Copy all of the records below verbatim.

#### Exercise material ####

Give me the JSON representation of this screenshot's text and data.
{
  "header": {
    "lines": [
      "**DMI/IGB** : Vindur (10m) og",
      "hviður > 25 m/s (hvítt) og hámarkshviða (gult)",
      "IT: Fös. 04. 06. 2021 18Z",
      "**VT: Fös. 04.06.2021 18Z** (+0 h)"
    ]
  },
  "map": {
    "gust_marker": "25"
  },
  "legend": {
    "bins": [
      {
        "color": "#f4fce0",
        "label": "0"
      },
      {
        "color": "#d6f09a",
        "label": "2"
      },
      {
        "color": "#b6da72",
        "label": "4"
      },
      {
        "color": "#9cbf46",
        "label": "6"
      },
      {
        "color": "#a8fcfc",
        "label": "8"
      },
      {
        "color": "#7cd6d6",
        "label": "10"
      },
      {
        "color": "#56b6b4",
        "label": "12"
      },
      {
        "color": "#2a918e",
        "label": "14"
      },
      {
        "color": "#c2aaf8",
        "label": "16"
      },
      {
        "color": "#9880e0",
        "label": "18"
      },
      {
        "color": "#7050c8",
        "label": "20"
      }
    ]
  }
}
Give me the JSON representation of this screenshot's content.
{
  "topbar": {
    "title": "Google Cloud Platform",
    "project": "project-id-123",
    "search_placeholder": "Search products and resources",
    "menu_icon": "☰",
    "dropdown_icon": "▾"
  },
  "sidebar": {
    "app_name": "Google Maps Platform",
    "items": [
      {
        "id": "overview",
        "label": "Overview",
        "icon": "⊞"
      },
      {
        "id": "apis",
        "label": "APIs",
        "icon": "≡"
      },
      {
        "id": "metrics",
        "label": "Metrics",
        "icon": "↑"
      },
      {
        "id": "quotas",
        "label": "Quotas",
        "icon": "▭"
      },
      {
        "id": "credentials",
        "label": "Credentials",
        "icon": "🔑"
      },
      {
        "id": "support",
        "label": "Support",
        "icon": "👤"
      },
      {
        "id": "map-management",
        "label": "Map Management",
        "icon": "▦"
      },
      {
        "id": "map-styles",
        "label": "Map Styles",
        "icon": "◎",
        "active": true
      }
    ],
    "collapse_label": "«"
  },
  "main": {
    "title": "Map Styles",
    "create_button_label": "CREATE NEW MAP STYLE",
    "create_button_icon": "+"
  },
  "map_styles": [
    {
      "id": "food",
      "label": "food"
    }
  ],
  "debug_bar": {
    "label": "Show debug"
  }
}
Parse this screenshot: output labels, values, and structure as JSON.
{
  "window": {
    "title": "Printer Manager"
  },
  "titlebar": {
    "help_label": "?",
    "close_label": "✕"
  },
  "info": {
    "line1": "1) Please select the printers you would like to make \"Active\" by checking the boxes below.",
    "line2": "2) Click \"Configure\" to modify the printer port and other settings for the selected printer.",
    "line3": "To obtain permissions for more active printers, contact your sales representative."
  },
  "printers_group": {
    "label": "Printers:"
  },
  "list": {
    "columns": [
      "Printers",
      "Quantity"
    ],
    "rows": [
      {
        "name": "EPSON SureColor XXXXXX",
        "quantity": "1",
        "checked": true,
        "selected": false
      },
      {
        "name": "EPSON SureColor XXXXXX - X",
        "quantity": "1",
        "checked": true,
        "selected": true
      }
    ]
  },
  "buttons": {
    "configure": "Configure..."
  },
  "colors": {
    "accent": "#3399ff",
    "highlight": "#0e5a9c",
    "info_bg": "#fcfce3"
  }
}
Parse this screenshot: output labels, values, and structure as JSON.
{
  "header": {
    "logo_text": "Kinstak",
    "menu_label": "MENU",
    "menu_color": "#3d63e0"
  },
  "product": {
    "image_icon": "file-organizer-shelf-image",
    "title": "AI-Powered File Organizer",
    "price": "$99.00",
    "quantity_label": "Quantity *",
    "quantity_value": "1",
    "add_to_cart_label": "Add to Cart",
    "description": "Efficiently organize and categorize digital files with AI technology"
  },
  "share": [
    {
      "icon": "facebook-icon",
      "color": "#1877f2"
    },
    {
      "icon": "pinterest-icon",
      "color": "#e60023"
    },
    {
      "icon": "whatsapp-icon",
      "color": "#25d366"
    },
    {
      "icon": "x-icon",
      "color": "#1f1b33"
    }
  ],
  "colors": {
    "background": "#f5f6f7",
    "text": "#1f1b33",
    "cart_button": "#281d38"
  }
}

####

- [Response]:
Give me the JSON representation of this screenshot's text and data.
{
  "header": {
    "lines": [
      "**DMI/IGB** : Vindur (10m) og",
      "hviður > 25 m/s (hvítt) og hámarkshviða (gult)",
      "IT: Fös. 04. 06. 2021 18Z",
      "**VT: Fös. 04.06.2021 18Z** (+0 h)"
    ]
  },
  "map": {
    "gust_marker": "25"
  },
  "legend": {
    "bins": [
      {
        "color": "#f4fce0",
        "label": "0"
      },
      {
        "color": "#d6f09a",
        "label": "2"
      },
      {
        "color": "#b6da72",
        "label": "4"
      },
      {
        "color": "#9cbf46",
        "label": "6"
      },
      {
        "color": "#a8fcfc",
        "label": "8"
      },
      {
        "color": "#7cd6d6",
        "label": "10"
      },
      {
        "color": "#56b6b4",
        "label": "12"
      },
      {
        "color": "#2a918e",
        "label": "14"
      },
      {
        "color": "#c2aaf8",
        "label": "16"
      },
      {
        "color": "#9880e0",
        "label": "18"
      },
      {
        "color": "#7050c8",
        "label": "20"
      }
    ]
  }
}
Give me the JSON representation of this screenshot's content.
{
  "topbar": {
    "title": "Google Cloud Platform",
    "project": "project-id-123",
    "search_placeholder": "Search products and resources",
    "menu_icon": "☰",
    "dropdown_icon": "▾"
  },
  "sidebar": {
    "app_name": "Google Maps Platform",
    "items": [
      {
        "id": "overview",
        "label": "Overview",
        "icon": "⊞"
      },
      {
        "id": "apis",
        "label": "APIs",
        "icon": "≡"
      },
      {
        "id": "metrics",
        "label": "Metrics",
        "icon": "↑"
      },
      {
        "id": "quotas",
        "label": "Quotas",
        "icon": "▭"
      },
      {
        "id": "credentials",
        "label": "Credentials",
        "icon": "🔑"
      },
      {
        "id": "support",
        "label": "Support",
        "icon": "👤"
      },
      {
        "id": "map-management",
        "label": "Map Management",
        "icon": "▦"
      },
      {
        "id": "map-styles",
        "label": "Map Styles",
        "icon": "◎",
        "active": true
      }
    ],
    "collapse_label": "«"
  },
  "main": {
    "title": "Map Styles",
    "create_button_label": "CREATE NEW MAP STYLE",
    "create_button_icon": "+"
  },
  "map_styles": [
    {
      "id": "food",
      "label": "food"
    }
  ],
  "debug_bar": {
    "label": "Show debug"
  }
}
Parse this screenshot: output labels, values, and structure as JSON.
{
  "window": {
    "title": "Printer Manager"
  },
  "titlebar": {
    "help_label": "?",
    "close_label": "✕"
  },
  "info": {
    "line1": "1) Please select the printers you would like to make \"Active\" by checking the boxes below.",
    "line2": "2) Click \"Configure\" to modify the printer port and other settings for the selected printer.",
    "line3": "To obtain permissions for more active printers, contact your sales representative."
  },
  "printers_group": {
    "label": "Printers:"
  },
  "list": {
    "columns": [
      "Printers",
      "Quantity"
    ],
    "rows": [
      {
        "name": "EPSON SureColor XXXXXX",
        "quantity": "1",
        "checked": true,
        "selected": false
      },
      {
        "name": "EPSON SureColor XXXXXX - X",
        "quantity": "1",
        "checked": true,
        "selected": true
      }
    ]
  },
  "buttons": {
    "configure": "Configure..."
  },
  "colors": {
    "accent": "#3399ff",
    "highlight": "#0e5a9c",
    "info_bg": "#fcfce3"
  }
}
Parse this screenshot: output labels, values, and structure as JSON.
{
  "header": {
    "logo_text": "Kinstak",
    "menu_label": "MENU",
    "menu_color": "#3d63e0"
  },
  "product": {
    "image_icon": "file-organizer-shelf-image",
    "title": "AI-Powered File Organizer",
    "price": "$99.00",
    "quantity_label": "Quantity *",
    "quantity_value": "1",
    "add_to_cart_label": "Add to Cart",
    "description": "Efficiently organize and categorize digital files with AI technology"
  },
  "share": [
    {
      "icon": "facebook-icon",
      "color": "#1877f2"
    },
    {
      "icon": "pinterest-icon",
      "color": "#e60023"
    },
    {
      "icon": "whatsapp-icon",
      "color": "#25d366"
    },
    {
      "icon": "x-icon",
      "color": "#1f1b33"
    }
  ],
  "colors": {
    "background": "#f5f6f7",
    "text": "#1f1b33",
    "cart_button": "#281d38"
  }
}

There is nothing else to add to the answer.